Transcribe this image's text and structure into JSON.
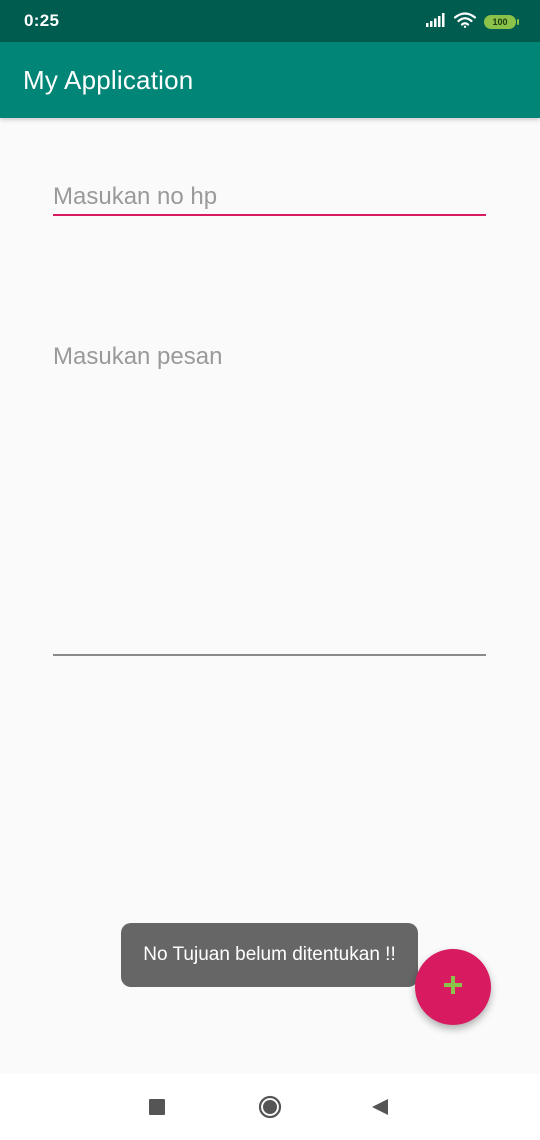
{
  "status_bar": {
    "time": "0:25",
    "battery_level": "100",
    "icons": [
      "signal-icon",
      "wifi-icon",
      "battery-icon"
    ]
  },
  "app_bar": {
    "title": "My Application",
    "color": "#008577"
  },
  "form": {
    "phone": {
      "placeholder": "Masukan no hp",
      "value": "",
      "focused": true,
      "accent_color": "#d81b60"
    },
    "message": {
      "placeholder": "Masukan pesan",
      "value": ""
    }
  },
  "toast": {
    "text": "No Tujuan belum ditentukan !!"
  },
  "fab": {
    "icon": "plus-icon",
    "color": "#d81b60",
    "icon_color": "#8bc34a"
  },
  "nav_bar": {
    "icons": [
      "recents-icon",
      "home-icon",
      "back-icon"
    ]
  }
}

__Your goal__
Report how many lines of the data hold the string "placeholder"; give only the number.

__Complete answer__
2